# OBJECTIVE
Output each line of the material exactly as it stands.

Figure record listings
____

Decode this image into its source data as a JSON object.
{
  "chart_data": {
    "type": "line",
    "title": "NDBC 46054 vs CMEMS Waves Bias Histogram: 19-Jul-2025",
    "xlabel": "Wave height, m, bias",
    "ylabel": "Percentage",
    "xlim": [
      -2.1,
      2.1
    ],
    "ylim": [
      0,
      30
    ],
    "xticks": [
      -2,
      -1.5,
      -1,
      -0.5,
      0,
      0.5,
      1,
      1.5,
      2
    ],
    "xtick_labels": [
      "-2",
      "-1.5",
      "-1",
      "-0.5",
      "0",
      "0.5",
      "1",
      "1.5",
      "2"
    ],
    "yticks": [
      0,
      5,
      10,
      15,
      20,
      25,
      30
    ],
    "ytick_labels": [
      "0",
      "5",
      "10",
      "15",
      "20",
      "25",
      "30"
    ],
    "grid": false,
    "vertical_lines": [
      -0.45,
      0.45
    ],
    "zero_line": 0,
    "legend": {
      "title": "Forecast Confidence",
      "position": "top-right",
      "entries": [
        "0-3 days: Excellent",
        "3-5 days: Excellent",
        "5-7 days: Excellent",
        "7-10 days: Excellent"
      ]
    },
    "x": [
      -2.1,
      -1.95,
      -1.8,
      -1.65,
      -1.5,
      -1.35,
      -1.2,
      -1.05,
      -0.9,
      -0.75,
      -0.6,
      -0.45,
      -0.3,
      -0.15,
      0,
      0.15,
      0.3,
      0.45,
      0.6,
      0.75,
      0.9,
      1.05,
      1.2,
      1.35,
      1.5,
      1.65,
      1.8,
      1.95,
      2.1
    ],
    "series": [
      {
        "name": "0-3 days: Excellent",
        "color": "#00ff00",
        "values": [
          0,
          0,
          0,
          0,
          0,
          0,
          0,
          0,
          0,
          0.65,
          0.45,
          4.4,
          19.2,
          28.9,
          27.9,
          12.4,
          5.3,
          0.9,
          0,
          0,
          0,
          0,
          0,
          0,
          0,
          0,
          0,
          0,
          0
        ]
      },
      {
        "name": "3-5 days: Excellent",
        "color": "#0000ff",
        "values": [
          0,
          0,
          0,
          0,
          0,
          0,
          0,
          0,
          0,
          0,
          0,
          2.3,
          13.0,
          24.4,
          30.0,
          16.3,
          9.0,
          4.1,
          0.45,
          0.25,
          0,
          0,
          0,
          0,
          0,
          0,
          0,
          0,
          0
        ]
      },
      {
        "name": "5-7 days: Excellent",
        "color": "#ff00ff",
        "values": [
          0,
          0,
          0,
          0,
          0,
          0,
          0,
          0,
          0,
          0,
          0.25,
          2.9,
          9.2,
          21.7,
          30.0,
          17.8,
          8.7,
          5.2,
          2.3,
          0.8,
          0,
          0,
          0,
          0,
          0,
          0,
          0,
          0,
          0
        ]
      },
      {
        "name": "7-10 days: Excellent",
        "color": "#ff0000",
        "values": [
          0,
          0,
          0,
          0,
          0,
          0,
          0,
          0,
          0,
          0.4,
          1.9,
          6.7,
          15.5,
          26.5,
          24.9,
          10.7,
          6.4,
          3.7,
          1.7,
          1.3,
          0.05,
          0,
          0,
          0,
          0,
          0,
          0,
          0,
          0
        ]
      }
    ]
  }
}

____

# RESULT
Decode this image into its source data as a JSON object.
{
  "chart_data": {
    "type": "line",
    "title": "NDBC 46054 vs CMEMS Waves Bias Histogram: 19-Jul-2025",
    "xlabel": "Wave height, m, bias",
    "ylabel": "Percentage",
    "xlim": [
      -2.1,
      2.1
    ],
    "ylim": [
      0,
      30
    ],
    "xticks": [
      -2,
      -1.5,
      -1,
      -0.5,
      0,
      0.5,
      1,
      1.5,
      2
    ],
    "xtick_labels": [
      "-2",
      "-1.5",
      "-1",
      "-0.5",
      "0",
      "0.5",
      "1",
      "1.5",
      "2"
    ],
    "yticks": [
      0,
      5,
      10,
      15,
      20,
      25,
      30
    ],
    "ytick_labels": [
      "0",
      "5",
      "10",
      "15",
      "20",
      "25",
      "30"
    ],
    "grid": false,
    "vertical_lines": [
      -0.45,
      0.45
    ],
    "zero_line": 0,
    "legend": {
      "title": "Forecast Confidence",
      "position": "top-right",
      "entries": [
        "0-3 days: Excellent",
        "3-5 days: Excellent",
        "5-7 days: Excellent",
        "7-10 days: Excellent"
      ]
    },
    "x": [
      -2.1,
      -1.95,
      -1.8,
      -1.65,
      -1.5,
      -1.35,
      -1.2,
      -1.05,
      -0.9,
      -0.75,
      -0.6,
      -0.45,
      -0.3,
      -0.15,
      0,
      0.15,
      0.3,
      0.45,
      0.6,
      0.75,
      0.9,
      1.05,
      1.2,
      1.35,
      1.5,
      1.65,
      1.8,
      1.95,
      2.1
    ],
    "series": [
      {
        "name": "0-3 days: Excellent",
        "color": "#00ff00",
        "values": [
          0,
          0,
          0,
          0,
          0,
          0,
          0,
          0,
          0,
          0.65,
          0.45,
          4.4,
          19.2,
          28.9,
          27.9,
          12.4,
          5.3,
          0.9,
          0,
          0,
          0,
          0,
          0,
          0,
          0,
          0,
          0,
          0,
          0
        ]
      },
      {
        "name": "3-5 days: Excellent",
        "color": "#0000ff",
        "values": [
          0,
          0,
          0,
          0,
          0,
          0,
          0,
          0,
          0,
          0,
          0,
          2.3,
          13.0,
          24.4,
          30.0,
          16.3,
          9.0,
          4.1,
          0.45,
          0.25,
          0,
          0,
          0,
          0,
          0,
          0,
          0,
          0,
          0
        ]
      },
      {
        "name": "5-7 days: Excellent",
        "color": "#ff00ff",
        "values": [
          0,
          0,
          0,
          0,
          0,
          0,
          0,
          0,
          0,
          0,
          0.25,
          2.9,
          9.2,
          21.7,
          30.0,
          17.8,
          8.7,
          5.2,
          2.3,
          0.8,
          0,
          0,
          0,
          0,
          0,
          0,
          0,
          0,
          0
        ]
      },
      {
        "name": "7-10 days: Excellent",
        "color": "#ff0000",
        "values": [
          0,
          0,
          0,
          0,
          0,
          0,
          0,
          0,
          0,
          0.4,
          1.9,
          6.7,
          15.5,
          26.5,
          24.9,
          10.7,
          6.4,
          3.7,
          1.7,
          1.3,
          0.05,
          0,
          0,
          0,
          0,
          0,
          0,
          0,
          0
        ]
      }
    ]
  }
}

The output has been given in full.